■ DIRECTIONS ■
Wherever "JSON" appears in a line, copy that line.

▬▬▬

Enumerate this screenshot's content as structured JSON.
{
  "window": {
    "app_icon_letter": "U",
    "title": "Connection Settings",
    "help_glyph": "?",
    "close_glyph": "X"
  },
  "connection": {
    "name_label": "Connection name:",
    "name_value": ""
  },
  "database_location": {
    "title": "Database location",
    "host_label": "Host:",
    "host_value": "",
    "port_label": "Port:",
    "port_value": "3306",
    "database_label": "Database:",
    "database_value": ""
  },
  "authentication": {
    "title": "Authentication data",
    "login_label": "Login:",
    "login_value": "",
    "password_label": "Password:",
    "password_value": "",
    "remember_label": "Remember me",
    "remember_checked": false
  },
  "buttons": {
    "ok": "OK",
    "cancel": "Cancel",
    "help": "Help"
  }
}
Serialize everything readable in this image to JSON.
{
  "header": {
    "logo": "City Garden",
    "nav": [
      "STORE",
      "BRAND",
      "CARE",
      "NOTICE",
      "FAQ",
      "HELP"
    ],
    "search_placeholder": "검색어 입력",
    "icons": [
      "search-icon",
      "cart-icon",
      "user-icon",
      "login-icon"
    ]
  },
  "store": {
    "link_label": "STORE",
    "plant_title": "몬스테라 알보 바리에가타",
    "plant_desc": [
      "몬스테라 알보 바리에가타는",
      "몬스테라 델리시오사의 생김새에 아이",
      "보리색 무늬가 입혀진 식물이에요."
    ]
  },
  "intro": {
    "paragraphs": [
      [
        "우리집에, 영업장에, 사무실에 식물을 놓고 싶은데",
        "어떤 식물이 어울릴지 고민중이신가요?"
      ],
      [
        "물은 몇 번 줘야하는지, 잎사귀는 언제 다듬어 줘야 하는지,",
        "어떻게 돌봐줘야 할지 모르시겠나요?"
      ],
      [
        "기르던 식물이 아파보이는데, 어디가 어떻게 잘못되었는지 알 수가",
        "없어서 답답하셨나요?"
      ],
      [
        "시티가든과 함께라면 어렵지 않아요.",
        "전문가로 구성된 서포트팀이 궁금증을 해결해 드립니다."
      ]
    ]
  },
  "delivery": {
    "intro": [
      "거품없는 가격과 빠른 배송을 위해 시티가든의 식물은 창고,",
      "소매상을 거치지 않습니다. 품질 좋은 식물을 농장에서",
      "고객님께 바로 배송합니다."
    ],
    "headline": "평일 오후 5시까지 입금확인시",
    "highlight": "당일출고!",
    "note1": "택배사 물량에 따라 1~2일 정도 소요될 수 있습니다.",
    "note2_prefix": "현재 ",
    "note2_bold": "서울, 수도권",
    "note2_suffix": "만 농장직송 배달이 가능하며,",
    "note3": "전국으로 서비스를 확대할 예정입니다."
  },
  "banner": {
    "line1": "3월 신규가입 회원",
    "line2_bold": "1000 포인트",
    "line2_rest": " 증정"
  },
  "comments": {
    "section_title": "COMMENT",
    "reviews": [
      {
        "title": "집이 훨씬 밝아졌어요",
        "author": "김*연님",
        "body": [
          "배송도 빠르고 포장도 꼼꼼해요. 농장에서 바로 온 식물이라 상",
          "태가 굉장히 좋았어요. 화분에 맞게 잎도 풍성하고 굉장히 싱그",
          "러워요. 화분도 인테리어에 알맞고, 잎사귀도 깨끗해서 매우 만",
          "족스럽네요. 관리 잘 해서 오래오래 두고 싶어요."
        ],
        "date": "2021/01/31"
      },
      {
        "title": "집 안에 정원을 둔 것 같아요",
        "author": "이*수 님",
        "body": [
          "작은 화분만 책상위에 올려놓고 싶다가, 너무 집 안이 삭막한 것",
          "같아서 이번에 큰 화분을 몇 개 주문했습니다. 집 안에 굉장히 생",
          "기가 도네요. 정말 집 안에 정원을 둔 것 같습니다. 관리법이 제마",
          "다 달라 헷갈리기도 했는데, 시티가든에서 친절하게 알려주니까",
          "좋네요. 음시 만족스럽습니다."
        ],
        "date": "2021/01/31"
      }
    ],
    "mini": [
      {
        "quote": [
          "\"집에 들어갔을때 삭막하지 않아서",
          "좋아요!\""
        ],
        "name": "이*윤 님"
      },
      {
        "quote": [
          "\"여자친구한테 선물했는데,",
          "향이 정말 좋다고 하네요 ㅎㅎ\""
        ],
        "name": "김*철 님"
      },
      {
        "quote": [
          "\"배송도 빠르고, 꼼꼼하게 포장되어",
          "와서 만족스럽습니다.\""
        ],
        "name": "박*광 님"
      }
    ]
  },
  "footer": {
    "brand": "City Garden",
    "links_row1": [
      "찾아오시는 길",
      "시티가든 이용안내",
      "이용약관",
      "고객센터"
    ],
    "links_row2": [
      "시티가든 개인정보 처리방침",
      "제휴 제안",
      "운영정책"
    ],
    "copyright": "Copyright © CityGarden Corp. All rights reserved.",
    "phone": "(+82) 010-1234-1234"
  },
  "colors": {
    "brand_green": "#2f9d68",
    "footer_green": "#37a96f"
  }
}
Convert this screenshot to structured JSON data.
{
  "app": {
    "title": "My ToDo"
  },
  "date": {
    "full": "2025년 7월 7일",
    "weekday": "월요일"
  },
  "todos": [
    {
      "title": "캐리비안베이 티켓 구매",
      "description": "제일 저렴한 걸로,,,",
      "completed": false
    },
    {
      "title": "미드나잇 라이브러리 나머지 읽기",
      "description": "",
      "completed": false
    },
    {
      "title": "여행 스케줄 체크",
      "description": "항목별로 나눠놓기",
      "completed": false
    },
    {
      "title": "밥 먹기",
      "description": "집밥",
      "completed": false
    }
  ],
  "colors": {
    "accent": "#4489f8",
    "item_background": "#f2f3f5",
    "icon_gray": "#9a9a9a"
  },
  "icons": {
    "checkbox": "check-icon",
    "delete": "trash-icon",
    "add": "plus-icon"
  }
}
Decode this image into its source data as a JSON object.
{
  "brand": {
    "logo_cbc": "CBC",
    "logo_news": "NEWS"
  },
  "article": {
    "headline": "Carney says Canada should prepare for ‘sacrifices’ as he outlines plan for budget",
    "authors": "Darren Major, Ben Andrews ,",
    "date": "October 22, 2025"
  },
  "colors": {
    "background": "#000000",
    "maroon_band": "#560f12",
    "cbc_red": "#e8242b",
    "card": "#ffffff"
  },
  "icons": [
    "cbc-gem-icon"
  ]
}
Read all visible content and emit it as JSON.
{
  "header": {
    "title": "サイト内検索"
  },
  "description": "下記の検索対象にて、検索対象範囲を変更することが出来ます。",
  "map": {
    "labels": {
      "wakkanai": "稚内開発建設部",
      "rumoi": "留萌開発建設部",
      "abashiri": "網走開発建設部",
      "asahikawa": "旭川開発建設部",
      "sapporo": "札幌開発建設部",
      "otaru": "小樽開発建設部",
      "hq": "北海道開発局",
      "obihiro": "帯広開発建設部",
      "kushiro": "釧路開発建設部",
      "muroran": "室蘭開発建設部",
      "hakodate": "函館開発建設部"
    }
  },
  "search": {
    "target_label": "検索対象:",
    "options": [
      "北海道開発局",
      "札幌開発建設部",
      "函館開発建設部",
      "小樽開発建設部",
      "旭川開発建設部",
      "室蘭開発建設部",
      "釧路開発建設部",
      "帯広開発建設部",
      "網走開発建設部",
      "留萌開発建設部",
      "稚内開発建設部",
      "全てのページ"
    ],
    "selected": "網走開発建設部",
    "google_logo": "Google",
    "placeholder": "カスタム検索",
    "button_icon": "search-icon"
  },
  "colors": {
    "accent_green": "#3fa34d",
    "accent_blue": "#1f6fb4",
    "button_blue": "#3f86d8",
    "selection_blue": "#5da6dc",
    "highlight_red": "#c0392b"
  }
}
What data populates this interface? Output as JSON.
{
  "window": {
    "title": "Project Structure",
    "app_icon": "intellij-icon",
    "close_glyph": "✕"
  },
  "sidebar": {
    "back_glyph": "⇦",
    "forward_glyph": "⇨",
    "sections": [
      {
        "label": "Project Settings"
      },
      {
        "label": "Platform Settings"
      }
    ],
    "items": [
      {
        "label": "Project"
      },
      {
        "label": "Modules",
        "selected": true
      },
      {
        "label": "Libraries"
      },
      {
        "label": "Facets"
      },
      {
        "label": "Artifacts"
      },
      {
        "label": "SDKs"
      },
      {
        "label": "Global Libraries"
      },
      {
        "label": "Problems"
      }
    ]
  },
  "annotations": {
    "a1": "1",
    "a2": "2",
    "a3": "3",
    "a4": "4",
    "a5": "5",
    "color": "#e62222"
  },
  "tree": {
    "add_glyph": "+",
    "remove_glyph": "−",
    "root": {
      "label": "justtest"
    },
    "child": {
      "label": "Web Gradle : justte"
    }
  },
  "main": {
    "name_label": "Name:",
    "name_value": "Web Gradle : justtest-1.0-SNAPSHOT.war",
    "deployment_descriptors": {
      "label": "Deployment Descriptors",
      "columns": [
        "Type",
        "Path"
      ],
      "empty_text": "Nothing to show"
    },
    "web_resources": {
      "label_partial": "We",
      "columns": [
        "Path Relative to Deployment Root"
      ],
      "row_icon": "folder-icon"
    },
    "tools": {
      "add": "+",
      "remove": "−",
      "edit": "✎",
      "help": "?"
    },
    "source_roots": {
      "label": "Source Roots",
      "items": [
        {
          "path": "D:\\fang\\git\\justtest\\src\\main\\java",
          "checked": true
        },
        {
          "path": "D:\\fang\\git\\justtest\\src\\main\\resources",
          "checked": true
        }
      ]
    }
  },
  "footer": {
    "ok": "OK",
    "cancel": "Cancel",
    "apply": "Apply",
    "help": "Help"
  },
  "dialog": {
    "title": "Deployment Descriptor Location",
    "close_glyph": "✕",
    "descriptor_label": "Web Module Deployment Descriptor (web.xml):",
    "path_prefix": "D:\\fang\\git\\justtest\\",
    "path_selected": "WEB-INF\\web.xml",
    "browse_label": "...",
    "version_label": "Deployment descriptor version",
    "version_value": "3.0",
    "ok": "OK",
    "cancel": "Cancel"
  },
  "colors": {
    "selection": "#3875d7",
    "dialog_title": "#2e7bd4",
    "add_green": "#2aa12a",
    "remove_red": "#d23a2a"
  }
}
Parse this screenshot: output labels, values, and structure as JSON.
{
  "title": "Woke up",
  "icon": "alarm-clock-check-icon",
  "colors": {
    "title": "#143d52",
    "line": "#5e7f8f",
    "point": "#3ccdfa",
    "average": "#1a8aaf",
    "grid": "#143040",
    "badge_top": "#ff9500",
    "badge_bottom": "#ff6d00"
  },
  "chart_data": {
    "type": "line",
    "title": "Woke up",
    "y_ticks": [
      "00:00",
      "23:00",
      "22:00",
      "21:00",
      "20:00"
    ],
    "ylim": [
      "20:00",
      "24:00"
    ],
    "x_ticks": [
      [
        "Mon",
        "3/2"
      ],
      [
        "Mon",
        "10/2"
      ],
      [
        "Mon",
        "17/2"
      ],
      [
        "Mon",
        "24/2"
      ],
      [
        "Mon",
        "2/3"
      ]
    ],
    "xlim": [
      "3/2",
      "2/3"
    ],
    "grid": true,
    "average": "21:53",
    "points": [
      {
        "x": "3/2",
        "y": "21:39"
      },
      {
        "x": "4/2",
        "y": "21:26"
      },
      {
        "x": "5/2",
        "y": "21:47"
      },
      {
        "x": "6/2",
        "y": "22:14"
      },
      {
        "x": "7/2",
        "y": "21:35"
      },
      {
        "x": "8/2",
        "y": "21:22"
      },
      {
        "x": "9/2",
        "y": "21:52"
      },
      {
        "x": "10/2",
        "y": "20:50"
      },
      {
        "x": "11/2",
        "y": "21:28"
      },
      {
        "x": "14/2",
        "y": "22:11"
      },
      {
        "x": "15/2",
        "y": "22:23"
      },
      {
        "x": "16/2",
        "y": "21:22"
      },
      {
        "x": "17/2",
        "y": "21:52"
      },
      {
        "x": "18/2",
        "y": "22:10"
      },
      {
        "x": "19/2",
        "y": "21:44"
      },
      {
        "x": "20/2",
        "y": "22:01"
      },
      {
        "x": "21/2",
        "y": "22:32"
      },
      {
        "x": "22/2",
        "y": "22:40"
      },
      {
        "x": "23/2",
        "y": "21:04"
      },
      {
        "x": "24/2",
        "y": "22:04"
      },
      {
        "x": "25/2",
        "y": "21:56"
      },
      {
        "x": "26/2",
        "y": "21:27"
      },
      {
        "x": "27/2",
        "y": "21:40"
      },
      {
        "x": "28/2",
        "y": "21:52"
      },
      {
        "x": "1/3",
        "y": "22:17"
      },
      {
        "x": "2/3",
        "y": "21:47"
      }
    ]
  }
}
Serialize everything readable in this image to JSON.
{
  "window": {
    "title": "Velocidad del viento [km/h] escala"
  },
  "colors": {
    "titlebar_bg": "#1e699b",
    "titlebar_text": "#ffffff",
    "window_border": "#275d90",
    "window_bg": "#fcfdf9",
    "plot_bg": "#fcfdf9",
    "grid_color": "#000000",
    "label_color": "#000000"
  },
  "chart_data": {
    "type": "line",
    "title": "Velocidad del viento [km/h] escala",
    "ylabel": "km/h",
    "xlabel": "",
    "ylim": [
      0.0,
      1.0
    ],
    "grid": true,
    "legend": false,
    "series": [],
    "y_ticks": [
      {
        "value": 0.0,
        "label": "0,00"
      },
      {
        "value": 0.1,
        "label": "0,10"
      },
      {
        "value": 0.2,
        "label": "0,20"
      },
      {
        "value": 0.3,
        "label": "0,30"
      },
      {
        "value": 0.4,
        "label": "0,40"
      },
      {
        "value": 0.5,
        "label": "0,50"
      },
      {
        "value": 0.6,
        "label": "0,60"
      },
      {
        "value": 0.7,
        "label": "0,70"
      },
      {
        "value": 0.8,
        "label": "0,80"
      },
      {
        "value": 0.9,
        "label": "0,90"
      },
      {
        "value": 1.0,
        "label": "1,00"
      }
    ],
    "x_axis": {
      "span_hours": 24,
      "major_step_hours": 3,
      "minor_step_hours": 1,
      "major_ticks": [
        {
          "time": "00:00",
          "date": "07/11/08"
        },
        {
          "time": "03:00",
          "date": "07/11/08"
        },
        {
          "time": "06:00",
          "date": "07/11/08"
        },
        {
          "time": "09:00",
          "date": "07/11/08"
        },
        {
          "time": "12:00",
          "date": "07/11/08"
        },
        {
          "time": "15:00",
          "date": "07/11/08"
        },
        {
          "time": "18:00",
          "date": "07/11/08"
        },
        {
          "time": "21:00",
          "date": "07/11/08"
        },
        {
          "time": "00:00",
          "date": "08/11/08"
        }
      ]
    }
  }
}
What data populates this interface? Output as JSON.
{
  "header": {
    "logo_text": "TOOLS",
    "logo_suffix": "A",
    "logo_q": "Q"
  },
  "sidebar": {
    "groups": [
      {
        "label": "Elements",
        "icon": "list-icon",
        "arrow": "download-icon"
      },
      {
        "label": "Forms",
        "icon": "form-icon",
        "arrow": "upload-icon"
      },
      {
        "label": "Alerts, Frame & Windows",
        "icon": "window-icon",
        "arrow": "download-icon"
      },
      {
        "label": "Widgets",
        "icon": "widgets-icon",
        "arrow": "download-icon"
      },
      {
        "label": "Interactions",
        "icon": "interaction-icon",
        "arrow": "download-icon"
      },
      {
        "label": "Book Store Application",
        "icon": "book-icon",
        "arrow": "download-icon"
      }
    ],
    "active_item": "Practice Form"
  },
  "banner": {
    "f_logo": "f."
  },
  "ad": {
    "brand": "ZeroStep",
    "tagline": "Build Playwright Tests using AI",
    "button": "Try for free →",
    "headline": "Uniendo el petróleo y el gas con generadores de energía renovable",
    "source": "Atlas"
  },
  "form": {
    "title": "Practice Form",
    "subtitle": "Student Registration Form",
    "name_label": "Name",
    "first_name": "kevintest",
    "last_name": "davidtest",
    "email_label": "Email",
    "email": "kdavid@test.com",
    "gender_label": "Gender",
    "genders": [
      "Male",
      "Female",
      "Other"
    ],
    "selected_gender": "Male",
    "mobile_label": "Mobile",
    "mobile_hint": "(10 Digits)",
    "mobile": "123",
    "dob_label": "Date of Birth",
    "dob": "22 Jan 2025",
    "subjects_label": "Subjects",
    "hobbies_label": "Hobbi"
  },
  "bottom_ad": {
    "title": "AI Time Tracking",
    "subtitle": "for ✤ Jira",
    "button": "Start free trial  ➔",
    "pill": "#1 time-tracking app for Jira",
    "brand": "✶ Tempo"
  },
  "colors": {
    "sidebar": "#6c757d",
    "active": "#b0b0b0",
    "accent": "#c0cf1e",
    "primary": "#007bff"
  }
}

▬▬▬

■ CORRECT ANSWER ■
Enumerate this screenshot's content as structured JSON.
Serialize everything readable in this image to JSON.
Convert this screenshot to structured JSON data.
Decode this image into its source data as a JSON object.
Read all visible content and emit it as JSON.
What data populates this interface? Output as JSON.
Parse this screenshot: output labels, values, and structure as JSON.
Serialize everything readable in this image to JSON.
What data populates this interface? Output as JSON.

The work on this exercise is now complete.